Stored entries
━━━━━━━━━━━━━━━━━━━━━━━━━━━━━━

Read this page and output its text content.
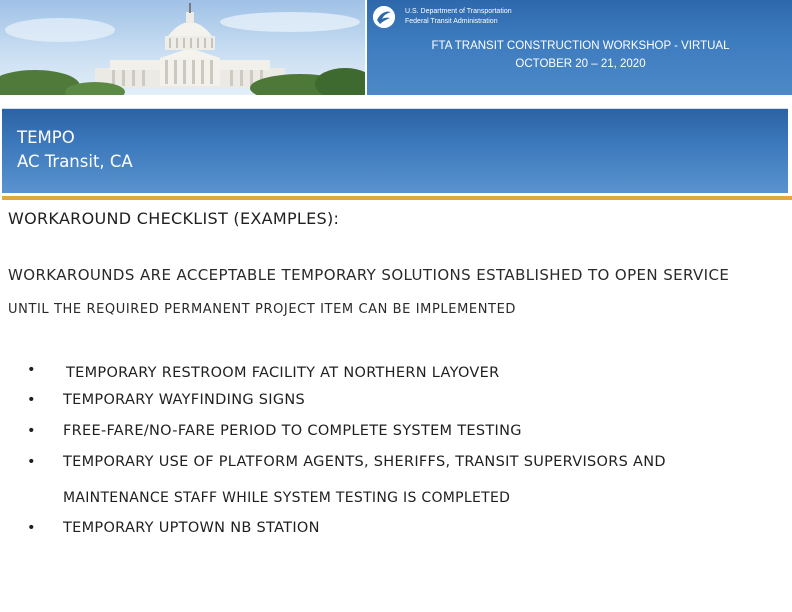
U.S. Department of Transportation
Federal Transit Administration
FTA TRANSIT CONSTRUCTION WORKSHOP - VIRTUAL
OCTOBER 20 – 21, 2020
TEMPO
AC Transit, CA
WORKAROUND CHECKLIST (EXAMPLES):
WORKAROUNDS ARE ACCEPTABLE TEMPORARY SOLUTIONS ESTABLISHED TO OPEN SERVICE
UNTIL THE REQUIRED PERMANENT PROJECT ITEM CAN BE IMPLEMENTED
•	TEMPORARY RESTROOM FACILITY AT NORTHERN LAYOVER
•	TEMPORARY WAYFINDING SIGNS
•	FREE-FARE/NO-FARE PERIOD TO COMPLETE SYSTEM TESTING
•	TEMPORARY USE OF PLATFORM AGENTS, SHERIFFS, TRANSIT SUPERVISORS AND
MAINTENANCE STAFF WHILE SYSTEM TESTING IS COMPLETED
•	TEMPORARY UPTOWN NB STATION
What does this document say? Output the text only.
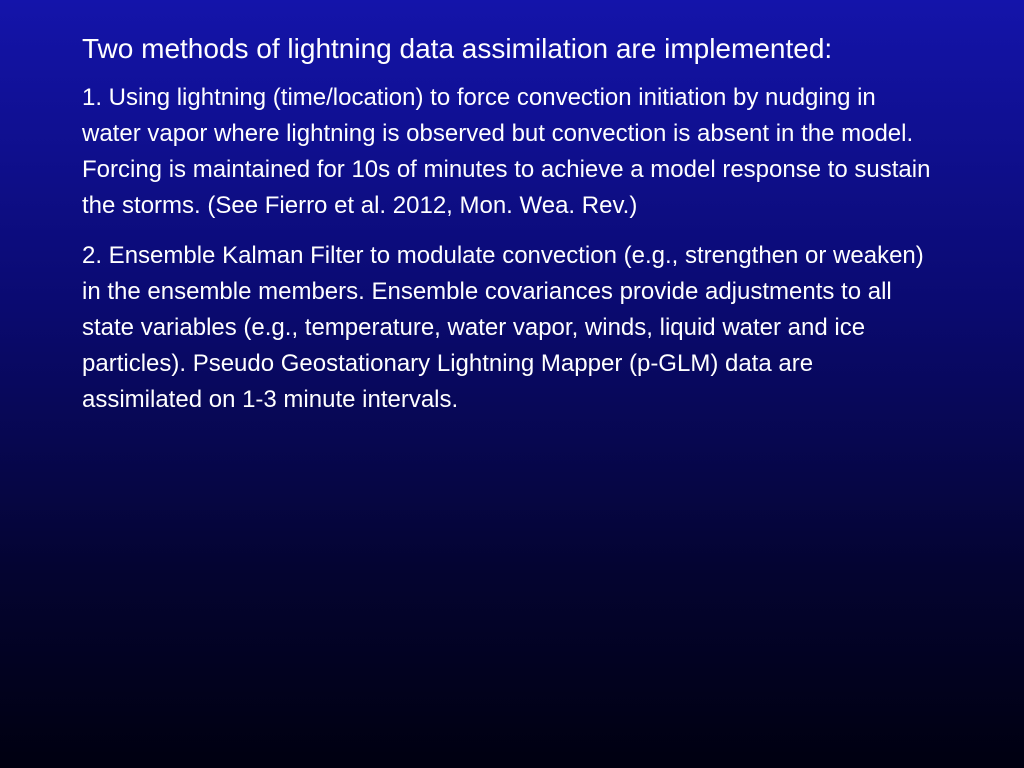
Two methods of lightning data assimilation are implemented:

1. Using lightning (time/location) to force convection initiation by nudging in water vapor where lightning is observed but convection is absent in the model. Forcing is maintained for 10s of minutes to achieve a model response to sustain the storms. (See Fierro et al. 2012, Mon. Wea. Rev.)

2. Ensemble Kalman Filter to modulate convection (e.g., strengthen or weaken) in the ensemble members. Ensemble covariances provide adjustments to all state variables (e.g., temperature, water vapor, winds, liquid water and ice particles). Pseudo Geostationary Lightning Mapper (p-GLM) data are assimilated on 1-3 minute intervals.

━━━━━━━━━━━━━━━━━━━━━━━━━━━━━━

• [WORK TO COMPLETE]: Make an exact copy of all entries above, dropping the images.

• [RESULT OF THE TASK]:
Read this page and output its text content.
U.S. Department of Transportation
Federal Transit Administration
FTA TRANSIT CONSTRUCTION WORKSHOP - VIRTUAL
OCTOBER 20 – 21, 2020
TEMPO
AC Transit, CA
WORKAROUND CHECKLIST (EXAMPLES):
WORKAROUNDS ARE ACCEPTABLE TEMPORARY SOLUTIONS ESTABLISHED TO OPEN SERVICE
UNTIL THE REQUIRED PERMANENT PROJECT ITEM CAN BE IMPLEMENTED
•	TEMPORARY RESTROOM FACILITY AT NORTHERN LAYOVER
•	TEMPORARY WAYFINDING SIGNS
•	FREE-FARE/NO-FARE PERIOD TO COMPLETE SYSTEM TESTING
•	TEMPORARY USE OF PLATFORM AGENTS, SHERIFFS, TRANSIT SUPERVISORS AND
MAINTENANCE STAFF WHILE SYSTEM TESTING IS COMPLETED
•	TEMPORARY UPTOWN NB STATION
What does this document say? Output the text only.
Two methods of lightning data assimilation are implemented:

1. Using lightning (time/location) to force convection initiation by nudging in water vapor where lightning is observed but convection is absent in the model. Forcing is maintained for 10s of minutes to achieve a model response to sustain the storms. (See Fierro et al. 2012, Mon. Wea. Rev.)

2. Ensemble Kalman Filter to modulate convection (e.g., strengthen or weaken) in the ensemble members. Ensemble covariances provide adjustments to all state variables (e.g., temperature, water vapor, winds, liquid water and ice particles). Pseudo Geostationary Lightning Mapper (p-GLM) data are assimilated on 1-3 minute intervals.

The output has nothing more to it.